__Directions__. Wherever the string "What" appears in a line, extract that line.

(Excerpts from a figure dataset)
::::::

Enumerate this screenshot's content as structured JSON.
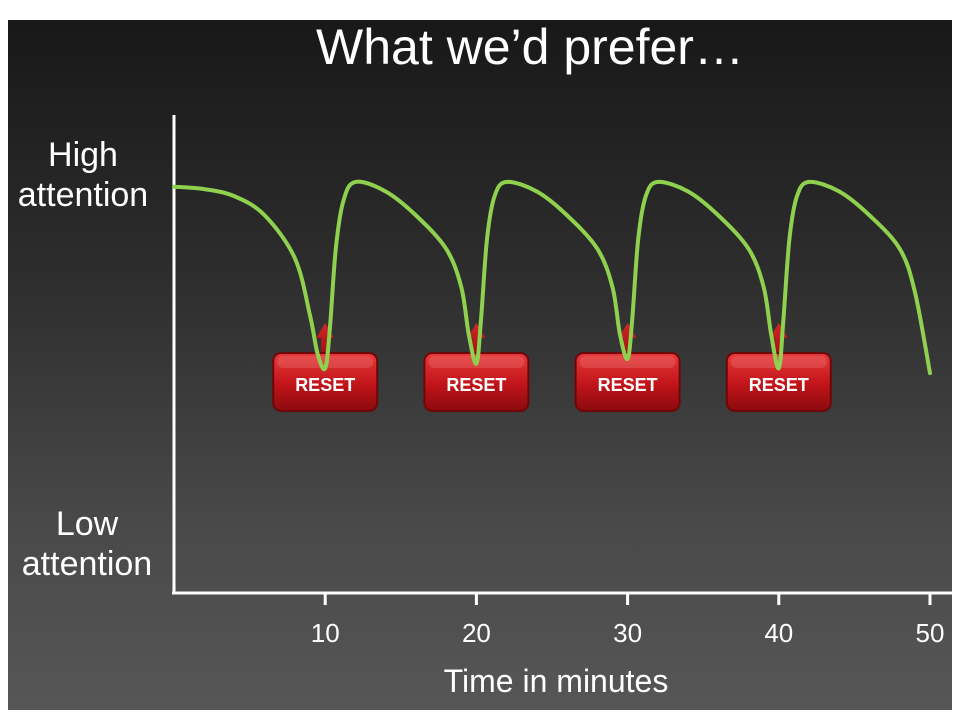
{
  "title": "What we’d prefer…",
  "chart_data": {
    "type": "line",
    "title": "What we’d prefer…",
    "xlabel": "Time in minutes",
    "ylabel_top": [
      "High",
      "attention"
    ],
    "ylabel_bottom": [
      "Low",
      "attention"
    ],
    "x_ticks": [
      10,
      20,
      30,
      40,
      50
    ],
    "xlim": [
      0,
      50
    ],
    "ylim": [
      0,
      100
    ],
    "series": [
      {
        "color": "#8fd14f",
        "x": [
          0,
          2,
          4,
          6,
          8,
          9,
          9.5,
          10,
          10.3,
          10.7,
          11.2,
          12,
          14,
          16,
          18,
          19,
          19.5,
          20,
          20.3,
          20.7,
          21.2,
          22,
          24,
          26,
          28,
          29,
          29.5,
          30,
          30.3,
          30.7,
          31.2,
          32,
          34,
          36,
          38,
          39,
          39.5,
          40,
          40.3,
          40.7,
          41.2,
          42,
          44,
          46,
          48,
          49,
          50
        ],
        "y": [
          85,
          84.5,
          83,
          79,
          70,
          58,
          50,
          47,
          55,
          72,
          82,
          86,
          84,
          79,
          72,
          64,
          54,
          48,
          57,
          74,
          83,
          86,
          84,
          79,
          72,
          64,
          54,
          49,
          57,
          74,
          83,
          86,
          84,
          79,
          72,
          64,
          54,
          47,
          57,
          74,
          83,
          86,
          84,
          79,
          72,
          63,
          46
        ]
      }
    ],
    "annotations": [
      {
        "x": 10,
        "label": "RESET"
      },
      {
        "x": 20,
        "label": "RESET"
      },
      {
        "x": 30,
        "label": "RESET"
      },
      {
        "x": 40,
        "label": "RESET"
      }
    ]
  }
}
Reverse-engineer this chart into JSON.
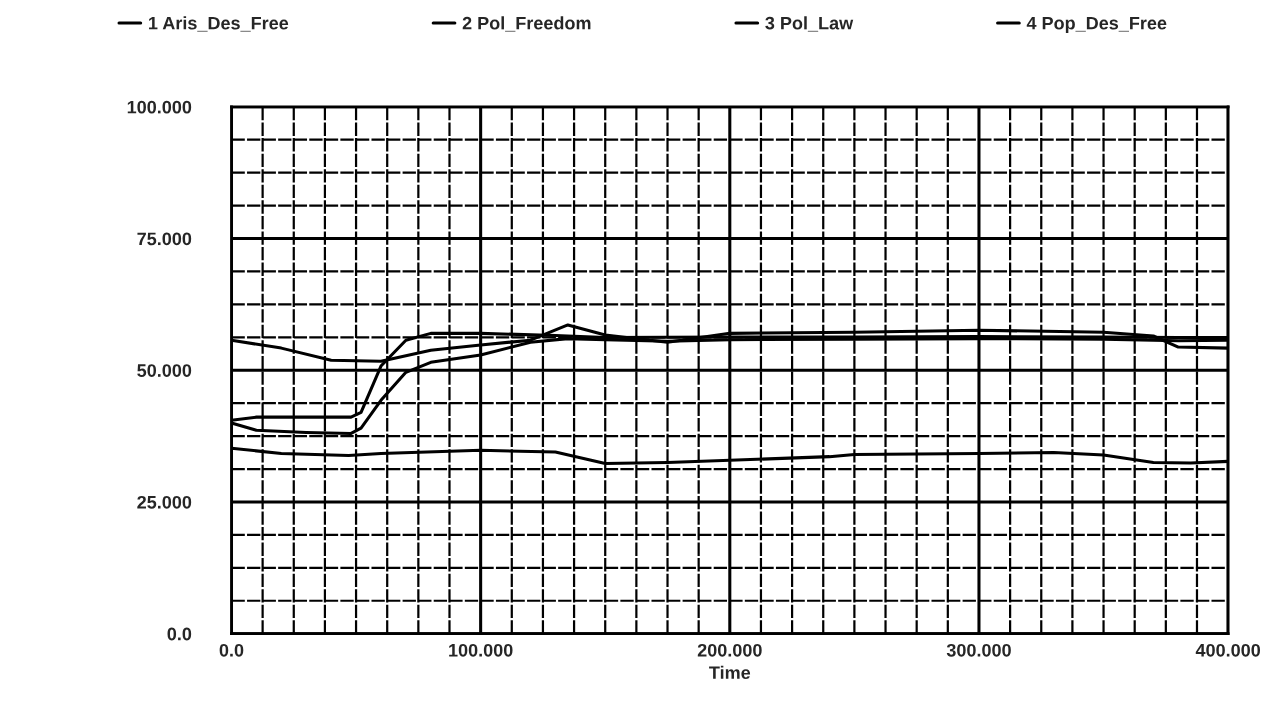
{
  "chart_data": {
    "type": "line",
    "xlabel": "Time",
    "xlim": [
      0,
      400
    ],
    "ylim": [
      0,
      100
    ],
    "xticks": [
      {
        "value": 0,
        "label": "0.0"
      },
      {
        "value": 100,
        "label": "100.000"
      },
      {
        "value": 200,
        "label": "200.000"
      },
      {
        "value": 300,
        "label": "300.000"
      },
      {
        "value": 400,
        "label": "400.000"
      }
    ],
    "yticks": [
      {
        "value": 0,
        "label": "0.0"
      },
      {
        "value": 25,
        "label": "25.000"
      },
      {
        "value": 50,
        "label": "50.000"
      },
      {
        "value": 75,
        "label": "75.000"
      },
      {
        "value": 100,
        "label": "100.000"
      }
    ],
    "grid": true,
    "legend": "top",
    "marker": "none",
    "line_style": "solid",
    "series": [
      {
        "name": "1 Aris_Des_Free",
        "color": "#000000",
        "x": [
          0,
          20,
          47,
          60,
          100,
          130,
          150,
          175,
          200,
          240,
          250,
          300,
          330,
          350,
          370,
          385,
          400
        ],
        "values": [
          35.2,
          34.2,
          33.8,
          34.2,
          34.8,
          34.5,
          32.3,
          32.5,
          32.9,
          33.6,
          34,
          34.2,
          34.4,
          33.9,
          32.5,
          32.4,
          32.7
        ]
      },
      {
        "name": "2 Pol_Freedom",
        "color": "#000000",
        "x": [
          0,
          10,
          30,
          48,
          52,
          60,
          70,
          80,
          100,
          120,
          135,
          150,
          175,
          200,
          250,
          300,
          350,
          380,
          400
        ],
        "values": [
          40,
          38.6,
          38.2,
          38,
          39,
          44.3,
          49.6,
          51.5,
          52.9,
          55.3,
          56,
          55.8,
          55.5,
          55.8,
          55.9,
          56,
          55.9,
          55.6,
          55.7
        ]
      },
      {
        "name": "3 Pol_Law",
        "color": "#000000",
        "x": [
          0,
          10,
          30,
          48,
          52,
          60,
          70,
          80,
          100,
          130,
          150,
          200,
          250,
          300,
          350,
          380,
          400
        ],
        "values": [
          40.5,
          41.1,
          41.1,
          41.1,
          42,
          50.8,
          55.7,
          57,
          57,
          56.6,
          56.2,
          56.3,
          56.3,
          56.4,
          56.3,
          56.2,
          56.2
        ]
      },
      {
        "name": "4 Pop_Des_Free",
        "color": "#000000",
        "x": [
          0,
          20,
          40,
          60,
          80,
          100,
          120,
          135,
          150,
          175,
          200,
          250,
          300,
          350,
          370,
          380,
          400
        ],
        "values": [
          55.7,
          54.2,
          51.9,
          51.7,
          53.8,
          54.8,
          55.7,
          58.6,
          56.7,
          55.3,
          57,
          57.2,
          57.6,
          57.2,
          56.5,
          54.4,
          54.2
        ]
      }
    ]
  }
}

::::::

__Exercise solution__.
  "title": "What we’d prefer…",
    "title": "What we’d prefer…",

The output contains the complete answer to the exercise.